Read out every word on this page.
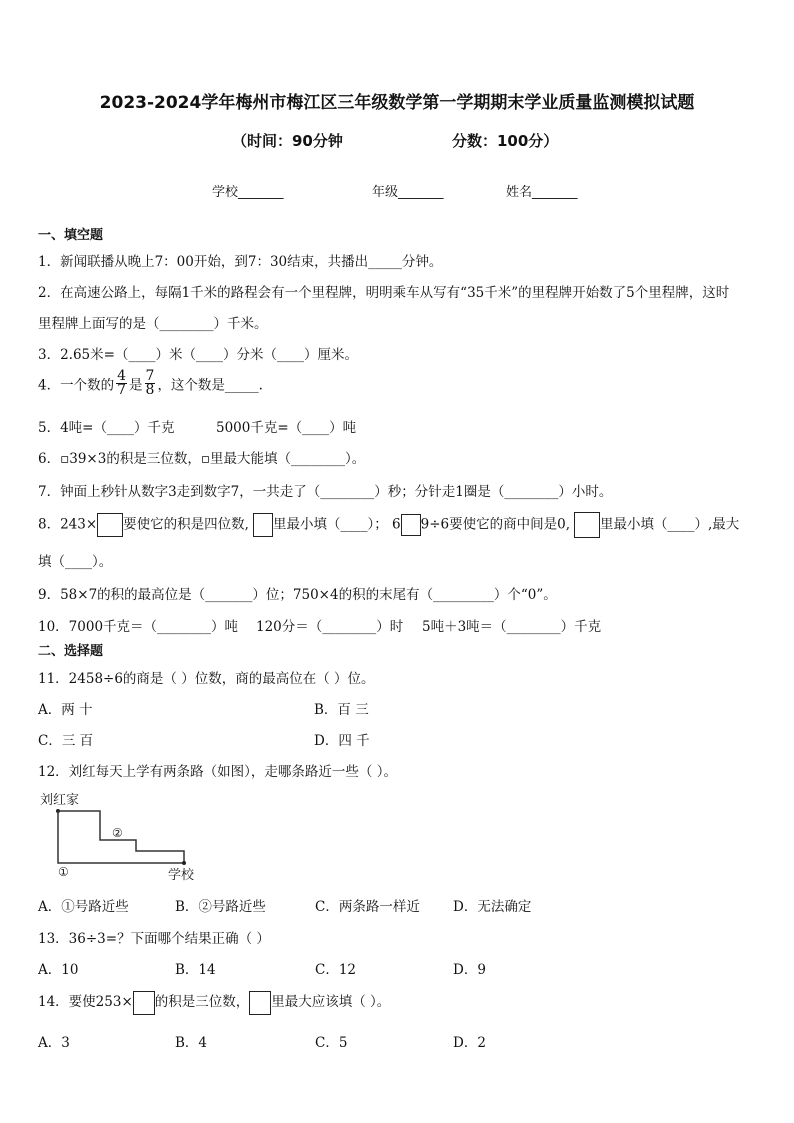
2023-2024学年梅州市梅江区三年级数学第一学期期末学业质量监测模拟试题
（时间：90分钟	分数：100分）
学校_______	年级_______	姓名_______
一、填空题
1．新闻联播从晚上7：00开始，到7：30结束，共播出_____分钟。
2．在高速公路上，每隔1千米的路程会有一个里程牌，明明乘车从写有“35千米”的里程牌开始数了5个里程牌，这时
里程牌上面写的是（________）千米。
3．2.65米=（____）米（____）分米（____）厘米。
4．一个数的 $\frac{4}{7}$ 是 $\frac{7}{8}$ ，这个数是_____.
5．4吨=（____）千克	5000千克=（____）吨
6．▫39×3的积是三位数，▫里最大能填（________）。
7．钟面上秒针从数字3走到数字7，一共走了（________）秒；分针走1圈是（________）小时。
8．243× 要使它的积是四位数, 里最小填（____）； 6 9÷6要使它的商中间是0, 里最小填（____）,最大
填（____）。
9．58×7的积的最高位是（_______）位；750×4的积的末尾有（_________）个“0”。
10．7000千克＝（________）吨 120分＝（________）时 5吨＋3吨＝（________）千克
二、选择题
11．2458÷6的商是（ ）位数，商的最高位在（ ）位。
A．两 十	B．百 三
C．三 百	D．四 千
12．刘红每天上学有两条路（如图），走哪条路近一些（ ）。
刘红家
②
①	学校
A．①号路近些	B．②号路近些	C．两条路一样近 D．无法确定
13．36÷3=？下面哪个结果正确（ ）
A．10	B．14	C．12	D．9
14．要使253× 的积是三位数， 里最大应该填（ ）。
A．3	B．4	C．5	D．2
------------------------------------------------
Drop the images and quote the entries word for word.

Read out every word on this page.
2023-2024学年梅州市梅江区三年级数学第一学期期末学业质量监测模拟试题
（时间：90分钟	分数：100分）
学校_______	年级_______	姓名_______
一、填空题
1．新闻联播从晚上7：00开始，到7：30结束，共播出_____分钟。
2．在高速公路上，每隔1千米的路程会有一个里程牌，明明乘车从写有“35千米”的里程牌开始数了5个里程牌，这时
里程牌上面写的是（________）千米。
3．2.65米=（____）米（____）分米（____）厘米。
4．一个数的 $\frac{4}{7}$ 是 $\frac{7}{8}$ ，这个数是_____.
5．4吨=（____）千克	5000千克=（____）吨
6．▫39×3的积是三位数，▫里最大能填（________）。
7．钟面上秒针从数字3走到数字7，一共走了（________）秒；分针走1圈是（________）小时。
8．243× 要使它的积是四位数, 里最小填（____）； 6 9÷6要使它的商中间是0, 里最小填（____）,最大
填（____）。
9．58×7的积的最高位是（_______）位；750×4的积的末尾有（_________）个“0”。
10．7000千克＝（________）吨 120分＝（________）时 5吨＋3吨＝（________）千克
二、选择题
11．2458÷6的商是（ ）位数，商的最高位在（ ）位。
A．两 十	B．百 三
C．三 百	D．四 千
12．刘红每天上学有两条路（如图），走哪条路近一些（ ）。
刘红家
②
①	学校
A．①号路近些	B．②号路近些	C．两条路一样近 D．无法确定
13．36÷3=？下面哪个结果正确（ ）
A．10	B．14	C．12	D．9
14．要使253× 的积是三位数， 里最大应该填（ ）。
A．3	B．4	C．5	D．2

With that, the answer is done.